[GIVEN REQUEST] Repeat the material below word for word and leave out all pictures.

Items from a dataset
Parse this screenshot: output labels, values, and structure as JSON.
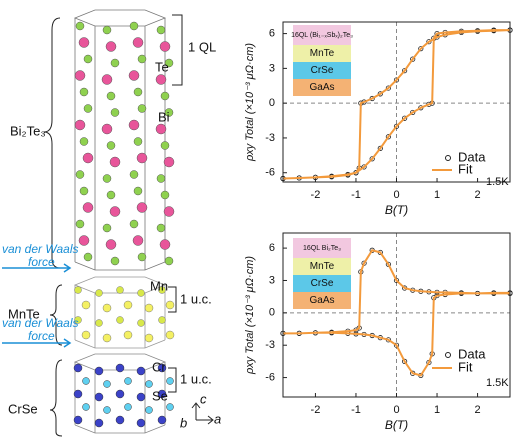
{
  "diagram": {
    "bi2te3": "Bi₂Te₃",
    "one_ql": "1 QL",
    "te": "Te",
    "bi": "Bi",
    "vdw_1": [
      "van der Waals",
      "force"
    ],
    "vdw_2": [
      "van der Waals",
      "force"
    ],
    "mnte": "MnTe",
    "mn": "Mn",
    "uc_1": "1 u.c.",
    "crse": "CrSe",
    "cr": "Cr",
    "se": "Se",
    "uc_2": "1 u.c.",
    "axis_b": "b",
    "axis_c": "c",
    "axis_a": "a"
  },
  "chart_data": [
    {
      "type": "line",
      "ylabel": "ρxy Total (×10⁻³ μΩ·cm)",
      "xlabel": "B(T)",
      "annotation": "1.5K",
      "legend": "lower right",
      "zero_lines": true,
      "xlim": [
        -2.8,
        2.8
      ],
      "xticks": [
        -2,
        -1,
        0,
        1,
        2
      ],
      "ylim": [
        -6.8,
        7
      ],
      "yticks": [
        -6,
        -3,
        0,
        3,
        6
      ],
      "inset_layers": [
        {
          "label": "16QL (Bi₁₋ₓSbₓ)₂Te₃",
          "color": "#f2c8e0"
        },
        {
          "label": "MnTe",
          "color": "#eef0a8"
        },
        {
          "label": "CrSe",
          "color": "#5cc8e8"
        },
        {
          "label": "GaAs",
          "color": "#f4b274"
        }
      ],
      "x": [
        2.8,
        2.4,
        2.0,
        1.6,
        1.2,
        1.0,
        0.8,
        0.6,
        0.4,
        0.2,
        0,
        -0.2,
        -0.4,
        -0.6,
        -0.8,
        -0.88,
        -0.92,
        -1.0,
        -1.2,
        -1.6,
        -2.0,
        -2.4,
        -2.8,
        -2.8,
        -2.4,
        -2.0,
        -1.6,
        -1.2,
        -1.0,
        -0.8,
        -0.6,
        -0.4,
        -0.2,
        0,
        0.2,
        0.4,
        0.6,
        0.8,
        0.88,
        0.92,
        1.0,
        1.2,
        1.6,
        2.0,
        2.4,
        2.8
      ],
      "series": [
        {
          "name": "Data",
          "style": "markers",
          "color": "#222222",
          "values": [
            6.3,
            6.25,
            6.2,
            6.1,
            5.9,
            5.7,
            5.3,
            4.7,
            3.8,
            2.8,
            2.0,
            1.3,
            0.8,
            0.4,
            0.1,
            0.0,
            -5.6,
            -6.0,
            -6.2,
            -6.35,
            -6.4,
            -6.45,
            -6.5,
            -6.5,
            -6.45,
            -6.4,
            -6.3,
            -6.15,
            -6.0,
            -5.5,
            -4.8,
            -3.9,
            -2.9,
            -2.0,
            -1.3,
            -0.8,
            -0.4,
            -0.1,
            0.0,
            5.6,
            6.0,
            6.1,
            6.2,
            6.25,
            6.3,
            6.3
          ]
        },
        {
          "name": "Fit",
          "style": "line",
          "color": "#f39a3c",
          "values": [
            6.3,
            6.25,
            6.2,
            6.1,
            5.9,
            5.7,
            5.3,
            4.7,
            3.8,
            2.8,
            2.0,
            1.3,
            0.8,
            0.4,
            0.1,
            0.0,
            -5.6,
            -6.0,
            -6.2,
            -6.35,
            -6.4,
            -6.45,
            -6.5,
            -6.5,
            -6.45,
            -6.4,
            -6.3,
            -6.15,
            -6.0,
            -5.5,
            -4.8,
            -3.9,
            -2.9,
            -2.0,
            -1.3,
            -0.8,
            -0.4,
            -0.1,
            0.0,
            5.6,
            6.0,
            6.1,
            6.2,
            6.25,
            6.3,
            6.3
          ]
        }
      ]
    },
    {
      "type": "line",
      "ylabel": "ρxy Total (×10⁻³ μΩ·cm)",
      "xlabel": "B(T)",
      "annotation": "1.5K",
      "legend": "lower right",
      "zero_lines": true,
      "xlim": [
        -2.8,
        2.8
      ],
      "xticks": [
        -2,
        -1,
        0,
        1,
        2
      ],
      "ylim": [
        -7.8,
        7.4
      ],
      "yticks": [
        -6,
        -3,
        0,
        3,
        6
      ],
      "inset_layers": [
        {
          "label": "16QL Bi₂Te₃",
          "color": "#f2c8e0"
        },
        {
          "label": "MnTe",
          "color": "#eef0a8"
        },
        {
          "label": "CrSe",
          "color": "#5cc8e8"
        },
        {
          "label": "GaAs",
          "color": "#f4b274"
        }
      ],
      "x": [
        2.8,
        2.4,
        2.0,
        1.6,
        1.2,
        1.0,
        0.8,
        0.6,
        0.4,
        0.2,
        0,
        -0.2,
        -0.4,
        -0.6,
        -0.8,
        -0.88,
        -0.92,
        -1.0,
        -1.2,
        -1.6,
        -2.0,
        -2.4,
        -2.8,
        -2.8,
        -2.4,
        -2.0,
        -1.6,
        -1.2,
        -1.0,
        -0.8,
        -0.6,
        -0.4,
        -0.2,
        0,
        0.2,
        0.4,
        0.6,
        0.8,
        0.88,
        0.92,
        1.0,
        1.2,
        1.6,
        2.0,
        2.4,
        2.8
      ],
      "series": [
        {
          "name": "Data",
          "style": "markers",
          "color": "#222222",
          "values": [
            1.8,
            1.8,
            1.8,
            1.85,
            1.9,
            1.9,
            1.95,
            2.0,
            2.1,
            2.3,
            3.0,
            4.5,
            5.6,
            5.8,
            4.6,
            3.8,
            -1.4,
            -1.6,
            -1.7,
            -1.8,
            -1.85,
            -1.9,
            -1.9,
            -1.9,
            -1.9,
            -1.85,
            -1.85,
            -1.9,
            -1.95,
            -2.0,
            -2.1,
            -2.3,
            -2.5,
            -3.0,
            -4.5,
            -5.6,
            -5.8,
            -4.6,
            -3.8,
            1.4,
            1.6,
            1.7,
            1.8,
            1.8,
            1.85,
            1.85
          ]
        },
        {
          "name": "Fit",
          "style": "line",
          "color": "#f39a3c",
          "values": [
            1.8,
            1.8,
            1.8,
            1.85,
            1.9,
            1.9,
            1.95,
            2.0,
            2.1,
            2.3,
            3.0,
            4.5,
            5.6,
            5.8,
            4.6,
            3.8,
            -1.4,
            -1.6,
            -1.7,
            -1.8,
            -1.85,
            -1.9,
            -1.9,
            -1.9,
            -1.9,
            -1.85,
            -1.85,
            -1.9,
            -1.95,
            -2.0,
            -2.1,
            -2.3,
            -2.5,
            -3.0,
            -4.5,
            -5.6,
            -5.8,
            -4.6,
            -3.8,
            1.4,
            1.6,
            1.7,
            1.8,
            1.8,
            1.85,
            1.85
          ]
        }
      ]
    }
  ]
}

[EXPECTED OUTPUT]
Parse this screenshot: output labels, values, and structure as JSON.
{
  "diagram": {
    "bi2te3": "Bi₂Te₃",
    "one_ql": "1 QL",
    "te": "Te",
    "bi": "Bi",
    "vdw_1": [
      "van der Waals",
      "force"
    ],
    "vdw_2": [
      "van der Waals",
      "force"
    ],
    "mnte": "MnTe",
    "mn": "Mn",
    "uc_1": "1 u.c.",
    "crse": "CrSe",
    "cr": "Cr",
    "se": "Se",
    "uc_2": "1 u.c.",
    "axis_b": "b",
    "axis_c": "c",
    "axis_a": "a"
  },
  "chart_data": [
    {
      "type": "line",
      "ylabel": "ρxy Total (×10⁻³ μΩ·cm)",
      "xlabel": "B(T)",
      "annotation": "1.5K",
      "legend": "lower right",
      "zero_lines": true,
      "xlim": [
        -2.8,
        2.8
      ],
      "xticks": [
        -2,
        -1,
        0,
        1,
        2
      ],
      "ylim": [
        -6.8,
        7
      ],
      "yticks": [
        -6,
        -3,
        0,
        3,
        6
      ],
      "inset_layers": [
        {
          "label": "16QL (Bi₁₋ₓSbₓ)₂Te₃",
          "color": "#f2c8e0"
        },
        {
          "label": "MnTe",
          "color": "#eef0a8"
        },
        {
          "label": "CrSe",
          "color": "#5cc8e8"
        },
        {
          "label": "GaAs",
          "color": "#f4b274"
        }
      ],
      "x": [
        2.8,
        2.4,
        2.0,
        1.6,
        1.2,
        1.0,
        0.8,
        0.6,
        0.4,
        0.2,
        0,
        -0.2,
        -0.4,
        -0.6,
        -0.8,
        -0.88,
        -0.92,
        -1.0,
        -1.2,
        -1.6,
        -2.0,
        -2.4,
        -2.8,
        -2.8,
        -2.4,
        -2.0,
        -1.6,
        -1.2,
        -1.0,
        -0.8,
        -0.6,
        -0.4,
        -0.2,
        0,
        0.2,
        0.4,
        0.6,
        0.8,
        0.88,
        0.92,
        1.0,
        1.2,
        1.6,
        2.0,
        2.4,
        2.8
      ],
      "series": [
        {
          "name": "Data",
          "style": "markers",
          "color": "#222222",
          "values": [
            6.3,
            6.25,
            6.2,
            6.1,
            5.9,
            5.7,
            5.3,
            4.7,
            3.8,
            2.8,
            2.0,
            1.3,
            0.8,
            0.4,
            0.1,
            0.0,
            -5.6,
            -6.0,
            -6.2,
            -6.35,
            -6.4,
            -6.45,
            -6.5,
            -6.5,
            -6.45,
            -6.4,
            -6.3,
            -6.15,
            -6.0,
            -5.5,
            -4.8,
            -3.9,
            -2.9,
            -2.0,
            -1.3,
            -0.8,
            -0.4,
            -0.1,
            0.0,
            5.6,
            6.0,
            6.1,
            6.2,
            6.25,
            6.3,
            6.3
          ]
        },
        {
          "name": "Fit",
          "style": "line",
          "color": "#f39a3c",
          "values": [
            6.3,
            6.25,
            6.2,
            6.1,
            5.9,
            5.7,
            5.3,
            4.7,
            3.8,
            2.8,
            2.0,
            1.3,
            0.8,
            0.4,
            0.1,
            0.0,
            -5.6,
            -6.0,
            -6.2,
            -6.35,
            -6.4,
            -6.45,
            -6.5,
            -6.5,
            -6.45,
            -6.4,
            -6.3,
            -6.15,
            -6.0,
            -5.5,
            -4.8,
            -3.9,
            -2.9,
            -2.0,
            -1.3,
            -0.8,
            -0.4,
            -0.1,
            0.0,
            5.6,
            6.0,
            6.1,
            6.2,
            6.25,
            6.3,
            6.3
          ]
        }
      ]
    },
    {
      "type": "line",
      "ylabel": "ρxy Total (×10⁻³ μΩ·cm)",
      "xlabel": "B(T)",
      "annotation": "1.5K",
      "legend": "lower right",
      "zero_lines": true,
      "xlim": [
        -2.8,
        2.8
      ],
      "xticks": [
        -2,
        -1,
        0,
        1,
        2
      ],
      "ylim": [
        -7.8,
        7.4
      ],
      "yticks": [
        -6,
        -3,
        0,
        3,
        6
      ],
      "inset_layers": [
        {
          "label": "16QL Bi₂Te₃",
          "color": "#f2c8e0"
        },
        {
          "label": "MnTe",
          "color": "#eef0a8"
        },
        {
          "label": "CrSe",
          "color": "#5cc8e8"
        },
        {
          "label": "GaAs",
          "color": "#f4b274"
        }
      ],
      "x": [
        2.8,
        2.4,
        2.0,
        1.6,
        1.2,
        1.0,
        0.8,
        0.6,
        0.4,
        0.2,
        0,
        -0.2,
        -0.4,
        -0.6,
        -0.8,
        -0.88,
        -0.92,
        -1.0,
        -1.2,
        -1.6,
        -2.0,
        -2.4,
        -2.8,
        -2.8,
        -2.4,
        -2.0,
        -1.6,
        -1.2,
        -1.0,
        -0.8,
        -0.6,
        -0.4,
        -0.2,
        0,
        0.2,
        0.4,
        0.6,
        0.8,
        0.88,
        0.92,
        1.0,
        1.2,
        1.6,
        2.0,
        2.4,
        2.8
      ],
      "series": [
        {
          "name": "Data",
          "style": "markers",
          "color": "#222222",
          "values": [
            1.8,
            1.8,
            1.8,
            1.85,
            1.9,
            1.9,
            1.95,
            2.0,
            2.1,
            2.3,
            3.0,
            4.5,
            5.6,
            5.8,
            4.6,
            3.8,
            -1.4,
            -1.6,
            -1.7,
            -1.8,
            -1.85,
            -1.9,
            -1.9,
            -1.9,
            -1.9,
            -1.85,
            -1.85,
            -1.9,
            -1.95,
            -2.0,
            -2.1,
            -2.3,
            -2.5,
            -3.0,
            -4.5,
            -5.6,
            -5.8,
            -4.6,
            -3.8,
            1.4,
            1.6,
            1.7,
            1.8,
            1.8,
            1.85,
            1.85
          ]
        },
        {
          "name": "Fit",
          "style": "line",
          "color": "#f39a3c",
          "values": [
            1.8,
            1.8,
            1.8,
            1.85,
            1.9,
            1.9,
            1.95,
            2.0,
            2.1,
            2.3,
            3.0,
            4.5,
            5.6,
            5.8,
            4.6,
            3.8,
            -1.4,
            -1.6,
            -1.7,
            -1.8,
            -1.85,
            -1.9,
            -1.9,
            -1.9,
            -1.9,
            -1.85,
            -1.85,
            -1.9,
            -1.95,
            -2.0,
            -2.1,
            -2.3,
            -2.5,
            -3.0,
            -4.5,
            -5.6,
            -5.8,
            -4.6,
            -3.8,
            1.4,
            1.6,
            1.7,
            1.8,
            1.8,
            1.85,
            1.85
          ]
        }
      ]
    }
  ]
}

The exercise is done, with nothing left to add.